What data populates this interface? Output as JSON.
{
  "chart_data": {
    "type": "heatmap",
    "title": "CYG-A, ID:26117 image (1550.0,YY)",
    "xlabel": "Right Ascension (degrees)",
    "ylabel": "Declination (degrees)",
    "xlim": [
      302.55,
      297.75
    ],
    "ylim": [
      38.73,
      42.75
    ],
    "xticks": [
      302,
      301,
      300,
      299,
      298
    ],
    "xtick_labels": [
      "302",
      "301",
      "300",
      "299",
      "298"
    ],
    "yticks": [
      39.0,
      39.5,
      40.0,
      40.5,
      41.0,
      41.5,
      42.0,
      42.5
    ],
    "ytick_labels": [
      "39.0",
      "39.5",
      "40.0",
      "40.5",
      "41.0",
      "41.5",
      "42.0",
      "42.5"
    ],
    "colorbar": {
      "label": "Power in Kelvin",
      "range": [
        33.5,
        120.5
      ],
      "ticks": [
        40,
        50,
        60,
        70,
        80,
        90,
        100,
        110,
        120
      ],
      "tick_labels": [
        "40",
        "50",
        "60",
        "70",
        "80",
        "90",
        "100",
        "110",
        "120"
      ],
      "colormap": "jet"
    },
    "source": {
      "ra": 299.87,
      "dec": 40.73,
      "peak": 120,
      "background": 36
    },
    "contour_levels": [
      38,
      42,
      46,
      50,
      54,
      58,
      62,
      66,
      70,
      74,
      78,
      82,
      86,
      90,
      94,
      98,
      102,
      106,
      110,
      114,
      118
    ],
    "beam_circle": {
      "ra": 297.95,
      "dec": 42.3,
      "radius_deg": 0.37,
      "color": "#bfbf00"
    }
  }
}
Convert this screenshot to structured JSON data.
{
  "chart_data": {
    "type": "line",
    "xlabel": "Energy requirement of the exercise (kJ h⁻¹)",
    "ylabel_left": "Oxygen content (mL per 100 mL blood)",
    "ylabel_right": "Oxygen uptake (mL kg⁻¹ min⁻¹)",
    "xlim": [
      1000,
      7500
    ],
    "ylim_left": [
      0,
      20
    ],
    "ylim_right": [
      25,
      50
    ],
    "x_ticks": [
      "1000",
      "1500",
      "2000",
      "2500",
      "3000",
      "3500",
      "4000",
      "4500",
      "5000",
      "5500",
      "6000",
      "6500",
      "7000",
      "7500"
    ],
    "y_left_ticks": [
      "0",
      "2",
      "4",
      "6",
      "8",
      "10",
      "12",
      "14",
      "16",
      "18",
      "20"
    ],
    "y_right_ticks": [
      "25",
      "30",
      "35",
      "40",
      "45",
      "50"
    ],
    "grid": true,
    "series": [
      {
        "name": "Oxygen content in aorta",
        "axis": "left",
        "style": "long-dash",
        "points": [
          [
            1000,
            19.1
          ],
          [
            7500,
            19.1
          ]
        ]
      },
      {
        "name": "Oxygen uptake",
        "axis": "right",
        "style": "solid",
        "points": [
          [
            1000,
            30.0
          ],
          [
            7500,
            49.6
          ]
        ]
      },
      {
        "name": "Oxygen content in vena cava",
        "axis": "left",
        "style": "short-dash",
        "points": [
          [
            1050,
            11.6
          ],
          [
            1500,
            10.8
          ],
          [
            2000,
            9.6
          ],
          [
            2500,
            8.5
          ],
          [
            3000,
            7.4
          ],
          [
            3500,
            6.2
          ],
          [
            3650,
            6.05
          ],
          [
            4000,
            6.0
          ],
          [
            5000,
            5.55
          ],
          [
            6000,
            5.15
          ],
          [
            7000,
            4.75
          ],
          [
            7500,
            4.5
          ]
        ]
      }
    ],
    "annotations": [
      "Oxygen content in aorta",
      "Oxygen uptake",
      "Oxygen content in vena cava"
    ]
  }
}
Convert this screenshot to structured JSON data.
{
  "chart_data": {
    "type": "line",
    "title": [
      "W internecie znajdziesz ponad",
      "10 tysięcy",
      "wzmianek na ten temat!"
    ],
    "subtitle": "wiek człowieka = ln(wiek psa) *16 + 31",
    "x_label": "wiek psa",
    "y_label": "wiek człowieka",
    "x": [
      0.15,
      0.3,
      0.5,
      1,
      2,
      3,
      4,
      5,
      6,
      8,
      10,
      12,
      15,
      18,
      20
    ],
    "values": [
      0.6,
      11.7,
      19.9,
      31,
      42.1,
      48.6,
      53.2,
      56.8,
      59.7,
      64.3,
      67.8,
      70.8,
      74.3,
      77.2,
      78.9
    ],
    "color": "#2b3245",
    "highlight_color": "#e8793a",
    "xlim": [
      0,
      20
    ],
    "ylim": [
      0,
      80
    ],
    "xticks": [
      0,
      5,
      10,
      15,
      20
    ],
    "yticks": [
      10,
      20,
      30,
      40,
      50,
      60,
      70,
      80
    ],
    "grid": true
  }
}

───

DIRECTION
Identify each line containing the string "degrees" and copy it out.

SOLUTION TO THE EXERCISE
    "xlabel": "Right Ascension (degrees)",
    "ylabel": "Declination (degrees)",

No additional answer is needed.